■ Directions ■
Transcribe every line exactly. Leave the pictures behind.

===== Given entries =====

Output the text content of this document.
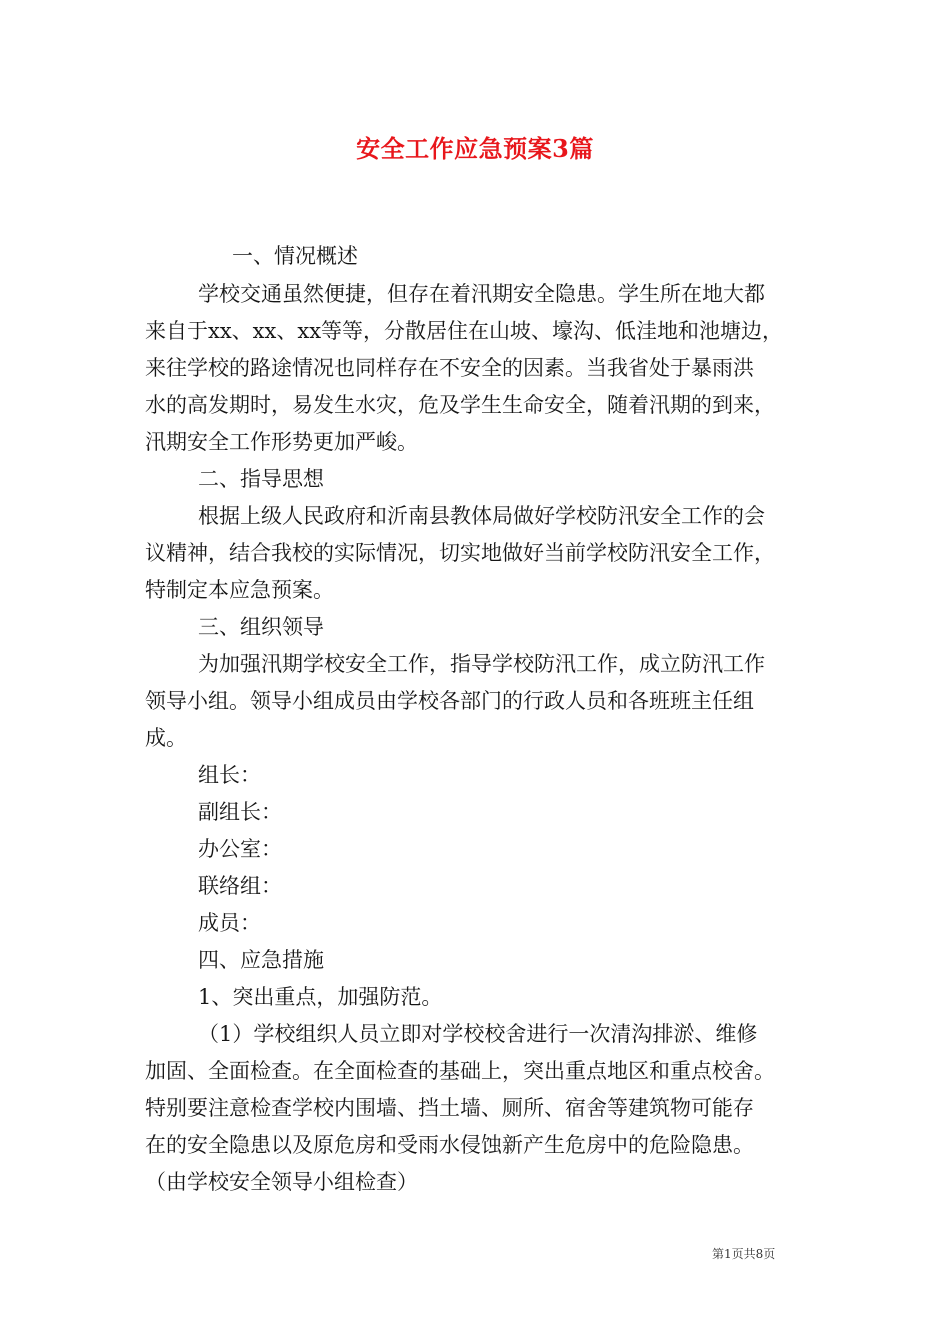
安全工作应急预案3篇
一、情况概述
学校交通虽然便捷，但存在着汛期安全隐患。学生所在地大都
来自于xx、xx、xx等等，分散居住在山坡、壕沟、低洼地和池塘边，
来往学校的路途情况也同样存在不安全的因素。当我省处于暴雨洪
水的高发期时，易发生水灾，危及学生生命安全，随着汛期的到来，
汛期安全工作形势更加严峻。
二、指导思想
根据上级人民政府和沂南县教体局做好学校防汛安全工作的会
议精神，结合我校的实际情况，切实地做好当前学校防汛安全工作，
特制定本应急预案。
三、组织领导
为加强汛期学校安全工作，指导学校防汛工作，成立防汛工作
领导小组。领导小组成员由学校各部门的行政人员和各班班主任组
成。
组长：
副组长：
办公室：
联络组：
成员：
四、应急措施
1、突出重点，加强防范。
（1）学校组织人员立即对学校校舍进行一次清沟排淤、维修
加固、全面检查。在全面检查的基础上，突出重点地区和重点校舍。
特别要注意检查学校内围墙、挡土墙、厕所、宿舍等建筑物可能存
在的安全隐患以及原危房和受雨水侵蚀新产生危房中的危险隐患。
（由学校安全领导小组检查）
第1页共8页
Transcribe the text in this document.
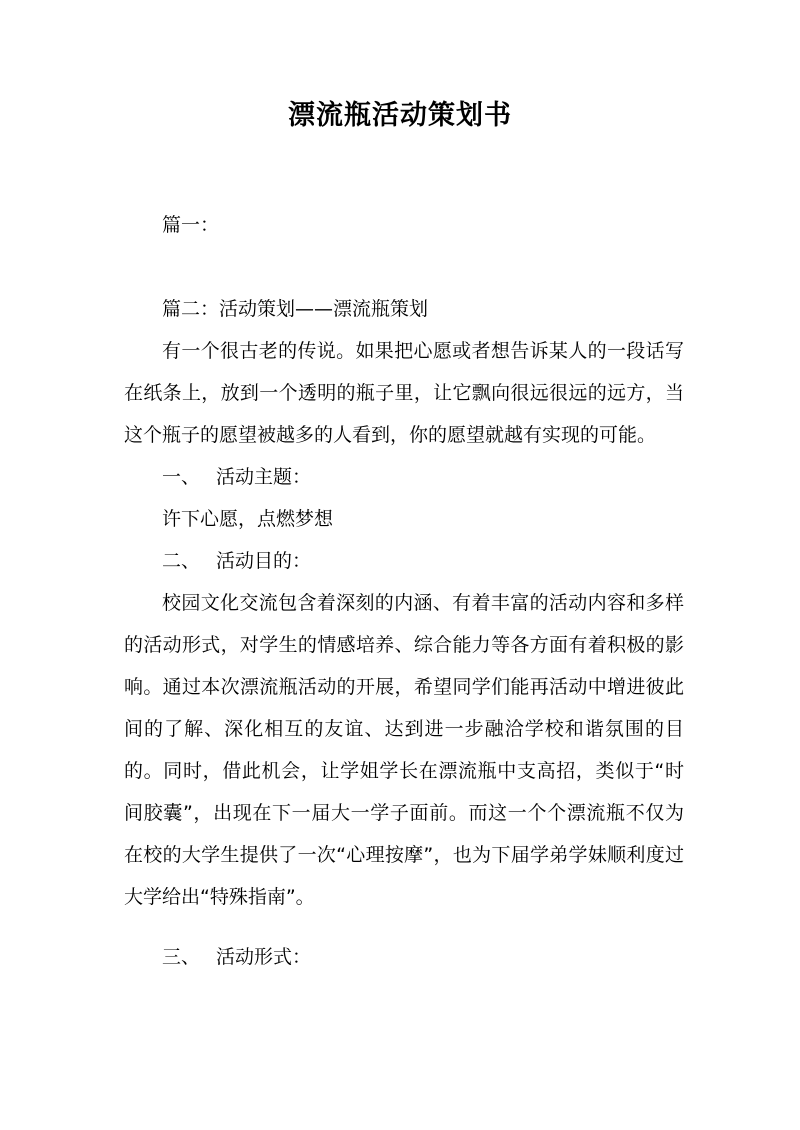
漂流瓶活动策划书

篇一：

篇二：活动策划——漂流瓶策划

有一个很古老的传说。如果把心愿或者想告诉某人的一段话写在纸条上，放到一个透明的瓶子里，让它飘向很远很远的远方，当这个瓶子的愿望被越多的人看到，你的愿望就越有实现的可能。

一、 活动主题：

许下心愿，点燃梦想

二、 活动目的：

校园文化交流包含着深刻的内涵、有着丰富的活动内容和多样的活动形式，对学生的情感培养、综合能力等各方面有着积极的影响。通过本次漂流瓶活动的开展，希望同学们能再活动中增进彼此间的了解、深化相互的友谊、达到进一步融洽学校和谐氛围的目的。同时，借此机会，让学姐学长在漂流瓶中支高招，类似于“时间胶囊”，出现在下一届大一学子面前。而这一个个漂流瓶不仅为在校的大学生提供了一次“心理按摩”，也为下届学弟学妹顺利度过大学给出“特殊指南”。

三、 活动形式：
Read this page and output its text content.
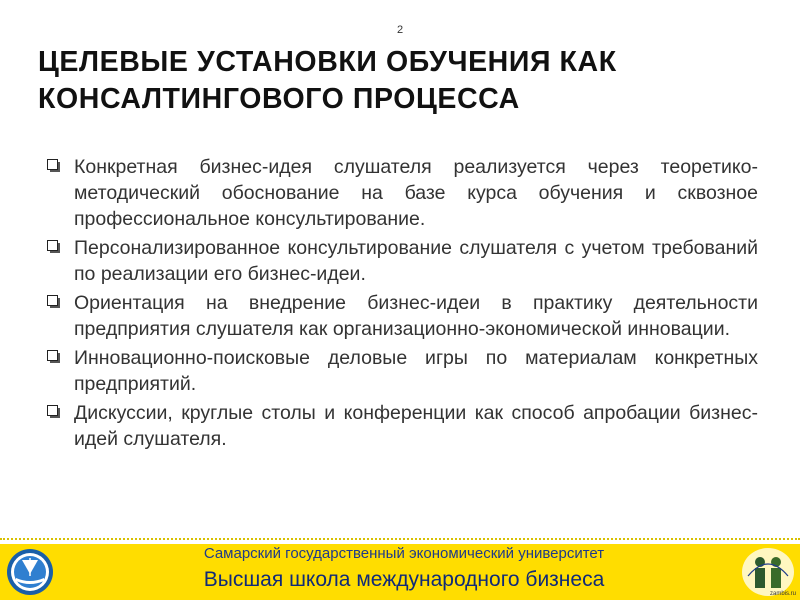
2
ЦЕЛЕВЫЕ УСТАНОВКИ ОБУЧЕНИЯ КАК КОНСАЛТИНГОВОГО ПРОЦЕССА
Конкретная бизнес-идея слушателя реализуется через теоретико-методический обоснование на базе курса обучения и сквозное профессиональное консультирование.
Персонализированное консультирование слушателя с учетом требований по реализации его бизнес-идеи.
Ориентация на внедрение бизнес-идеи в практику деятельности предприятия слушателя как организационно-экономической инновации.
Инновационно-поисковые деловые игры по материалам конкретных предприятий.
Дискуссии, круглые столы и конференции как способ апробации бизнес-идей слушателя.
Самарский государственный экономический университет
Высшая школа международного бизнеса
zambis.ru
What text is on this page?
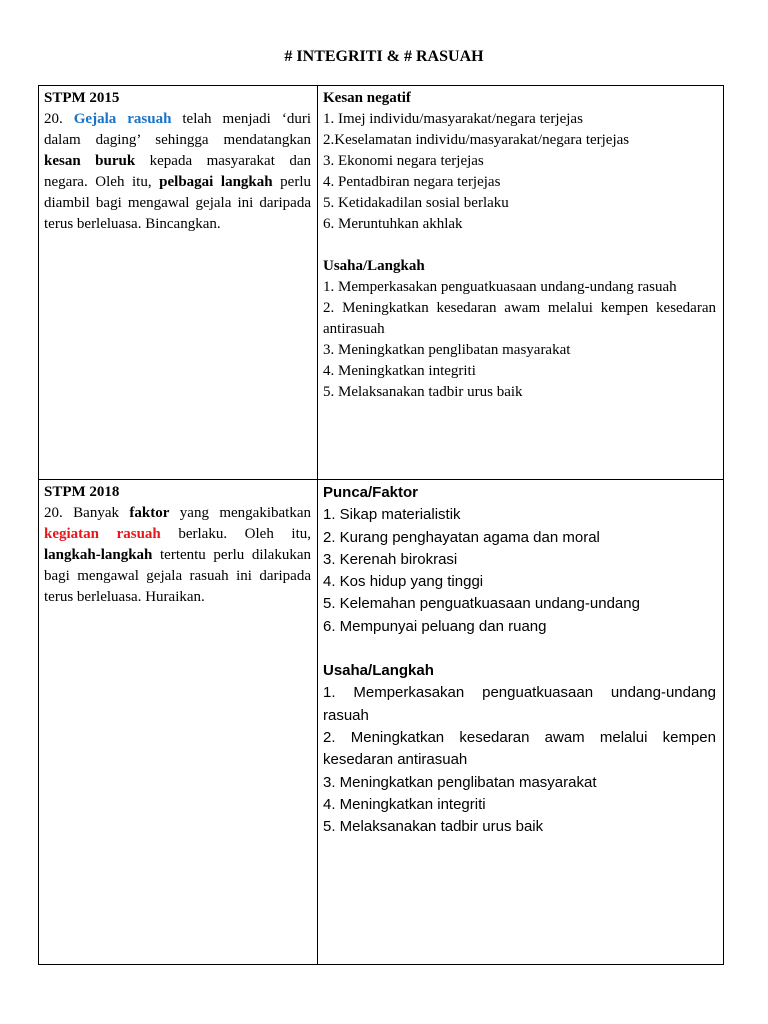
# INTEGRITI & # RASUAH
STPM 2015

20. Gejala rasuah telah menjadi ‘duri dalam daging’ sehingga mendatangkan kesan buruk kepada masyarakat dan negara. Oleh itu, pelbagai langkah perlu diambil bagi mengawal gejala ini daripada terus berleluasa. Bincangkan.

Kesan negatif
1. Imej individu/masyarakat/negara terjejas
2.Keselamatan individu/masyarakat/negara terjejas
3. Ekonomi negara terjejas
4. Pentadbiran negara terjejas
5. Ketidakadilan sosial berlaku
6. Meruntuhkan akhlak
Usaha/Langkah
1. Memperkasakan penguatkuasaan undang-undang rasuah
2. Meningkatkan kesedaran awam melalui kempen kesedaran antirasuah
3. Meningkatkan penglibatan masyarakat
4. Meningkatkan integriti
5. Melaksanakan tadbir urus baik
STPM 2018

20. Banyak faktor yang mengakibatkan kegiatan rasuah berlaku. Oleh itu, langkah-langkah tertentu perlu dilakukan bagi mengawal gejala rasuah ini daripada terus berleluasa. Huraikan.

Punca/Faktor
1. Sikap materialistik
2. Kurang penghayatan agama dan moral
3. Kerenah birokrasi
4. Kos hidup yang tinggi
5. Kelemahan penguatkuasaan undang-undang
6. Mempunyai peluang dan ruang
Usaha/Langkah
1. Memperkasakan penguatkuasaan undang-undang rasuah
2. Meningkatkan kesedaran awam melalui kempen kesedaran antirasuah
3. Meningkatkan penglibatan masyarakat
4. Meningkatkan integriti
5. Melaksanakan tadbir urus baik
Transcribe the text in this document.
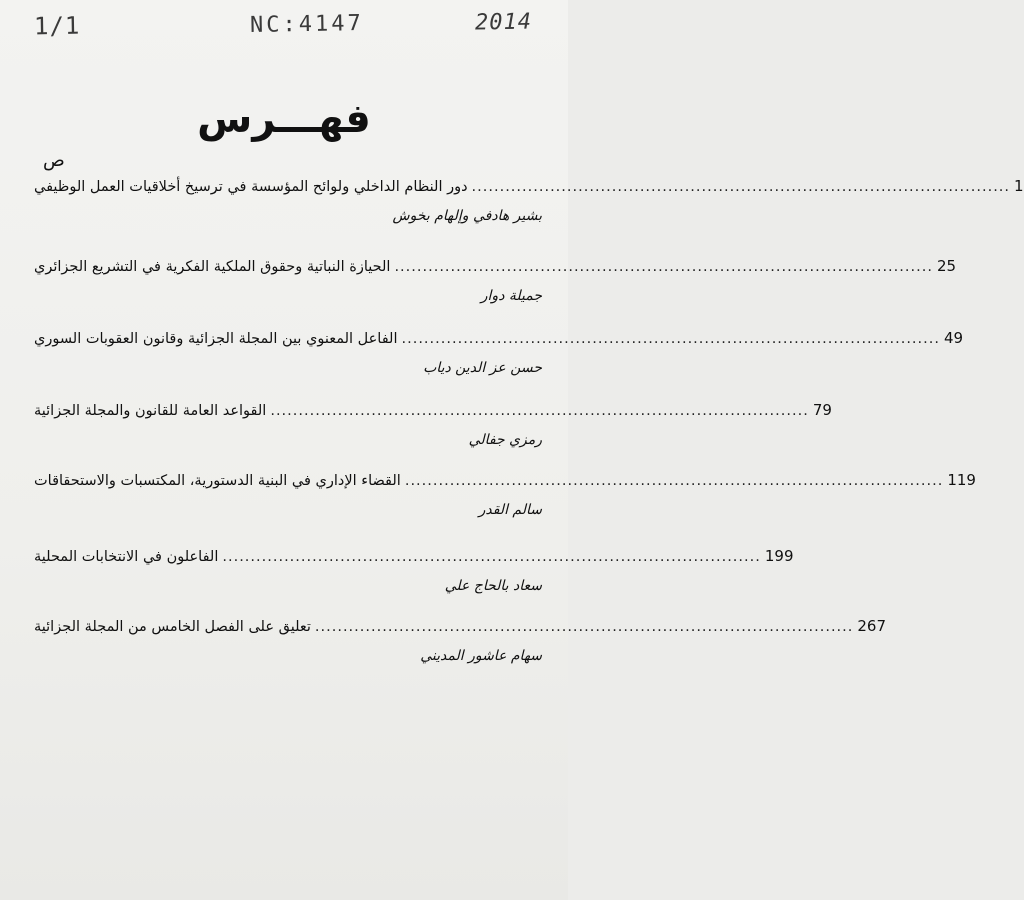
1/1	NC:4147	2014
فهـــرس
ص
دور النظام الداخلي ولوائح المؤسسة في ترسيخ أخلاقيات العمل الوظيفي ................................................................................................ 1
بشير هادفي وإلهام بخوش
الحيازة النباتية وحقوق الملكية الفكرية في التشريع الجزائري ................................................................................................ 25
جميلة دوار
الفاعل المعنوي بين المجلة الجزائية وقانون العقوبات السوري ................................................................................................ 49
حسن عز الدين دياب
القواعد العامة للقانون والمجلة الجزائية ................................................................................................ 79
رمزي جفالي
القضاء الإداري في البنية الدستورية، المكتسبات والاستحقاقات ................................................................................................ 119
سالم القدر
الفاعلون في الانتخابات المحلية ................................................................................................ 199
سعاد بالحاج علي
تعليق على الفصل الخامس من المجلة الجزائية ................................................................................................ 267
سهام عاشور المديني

=====

■ Exercise solution ■
Output the text content of this document.
安全工作应急预案3篇
一、情况概述
学校交通虽然便捷，但存在着汛期安全隐患。学生所在地大都
来自于xx、xx、xx等等，分散居住在山坡、壕沟、低洼地和池塘边，
来往学校的路途情况也同样存在不安全的因素。当我省处于暴雨洪
水的高发期时，易发生水灾，危及学生生命安全，随着汛期的到来，
汛期安全工作形势更加严峻。
二、指导思想
根据上级人民政府和沂南县教体局做好学校防汛安全工作的会
议精神，结合我校的实际情况，切实地做好当前学校防汛安全工作，
特制定本应急预案。
三、组织领导
为加强汛期学校安全工作，指导学校防汛工作，成立防汛工作
领导小组。领导小组成员由学校各部门的行政人员和各班班主任组
成。
组长：
副组长：
办公室：
联络组：
成员：
四、应急措施
1、突出重点，加强防范。
（1）学校组织人员立即对学校校舍进行一次清沟排淤、维修
加固、全面检查。在全面检查的基础上，突出重点地区和重点校舍。
特别要注意检查学校内围墙、挡土墙、厕所、宿舍等建筑物可能存
在的安全隐患以及原危房和受雨水侵蚀新产生危房中的危险隐患。
（由学校安全领导小组检查）
第1页共8页
Transcribe the text in this document.
漂流瓶活动策划书

篇一：

篇二：活动策划——漂流瓶策划

有一个很古老的传说。如果把心愿或者想告诉某人的一段话写在纸条上，放到一个透明的瓶子里，让它飘向很远很远的远方，当这个瓶子的愿望被越多的人看到，你的愿望就越有实现的可能。

一、 活动主题：

许下心愿，点燃梦想

二、 活动目的：

校园文化交流包含着深刻的内涵、有着丰富的活动内容和多样的活动形式，对学生的情感培养、综合能力等各方面有着积极的影响。通过本次漂流瓶活动的开展，希望同学们能再活动中增进彼此间的了解、深化相互的友谊、达到进一步融洽学校和谐氛围的目的。同时，借此机会，让学姐学长在漂流瓶中支高招，类似于“时间胶囊”，出现在下一届大一学子面前。而这一个个漂流瓶不仅为在校的大学生提供了一次“心理按摩”，也为下届学弟学妹顺利度过大学给出“特殊指南”。

三、 活动形式：
Read this page and output its text content.
2
ЦЕЛЕВЫЕ УСТАНОВКИ ОБУЧЕНИЯ КАК КОНСАЛТИНГОВОГО ПРОЦЕССА
Конкретная бизнес-идея слушателя реализуется через теоретико-методический обоснование на базе курса обучения и сквозное профессиональное консультирование.
Персонализированное консультирование слушателя с учетом требований по реализации его бизнес-идеи.
Ориентация на внедрение бизнес-идеи в практику деятельности предприятия слушателя как организационно-экономической инновации.
Инновационно-поисковые деловые игры по материалам конкретных предприятий.
Дискуссии, круглые столы и конференции как способ апробации бизнес-идей слушателя.
Самарский государственный экономический университет
Высшая школа международного бизнеса
zambis.ru
What text is on this page?
# INTEGRITI & # RASUAH
STPM 2015

20. Gejala rasuah telah menjadi ‘duri dalam daging’ sehingga mendatangkan kesan buruk kepada masyarakat dan negara. Oleh itu, pelbagai langkah perlu diambil bagi mengawal gejala ini daripada terus berleluasa. Bincangkan.

Kesan negatif
1. Imej individu/masyarakat/negara terjejas
2.Keselamatan individu/masyarakat/negara terjejas
3. Ekonomi negara terjejas
4. Pentadbiran negara terjejas
5. Ketidakadilan sosial berlaku
6. Meruntuhkan akhlak
Usaha/Langkah
1. Memperkasakan penguatkuasaan undang-undang rasuah
2. Meningkatkan kesedaran awam melalui kempen kesedaran antirasuah
3. Meningkatkan penglibatan masyarakat
4. Meningkatkan integriti
5. Melaksanakan tadbir urus baik
STPM 2018

20. Banyak faktor yang mengakibatkan kegiatan rasuah berlaku. Oleh itu, langkah-langkah tertentu perlu dilakukan bagi mengawal gejala rasuah ini daripada terus berleluasa. Huraikan.

Punca/Faktor
1. Sikap materialistik
2. Kurang penghayatan agama dan moral
3. Kerenah birokrasi
4. Kos hidup yang tinggi
5. Kelemahan penguatkuasaan undang-undang
6. Mempunyai peluang dan ruang
Usaha/Langkah
1. Memperkasakan penguatkuasaan undang-undang rasuah
2. Meningkatkan kesedaran awam melalui kempen kesedaran antirasuah
3. Meningkatkan penglibatan masyarakat
4. Meningkatkan integriti
5. Melaksanakan tadbir urus baik
Transcribe the text in this document.
1/1	NC:4147	2014
فهـــرس
ص
دور النظام الداخلي ولوائح المؤسسة في ترسيخ أخلاقيات العمل الوظيفي ................................................................................................ 1
بشير هادفي وإلهام بخوش
الحيازة النباتية وحقوق الملكية الفكرية في التشريع الجزائري ................................................................................................ 25
جميلة دوار
الفاعل المعنوي بين المجلة الجزائية وقانون العقوبات السوري ................................................................................................ 49
حسن عز الدين دياب
القواعد العامة للقانون والمجلة الجزائية ................................................................................................ 79
رمزي جفالي
القضاء الإداري في البنية الدستورية، المكتسبات والاستحقاقات ................................................................................................ 119
سالم القدر
الفاعلون في الانتخابات المحلية ................................................................................................ 199
سعاد بالحاج علي
تعليق على الفصل الخامس من المجلة الجزائية ................................................................................................ 267
سهام عاشور المديني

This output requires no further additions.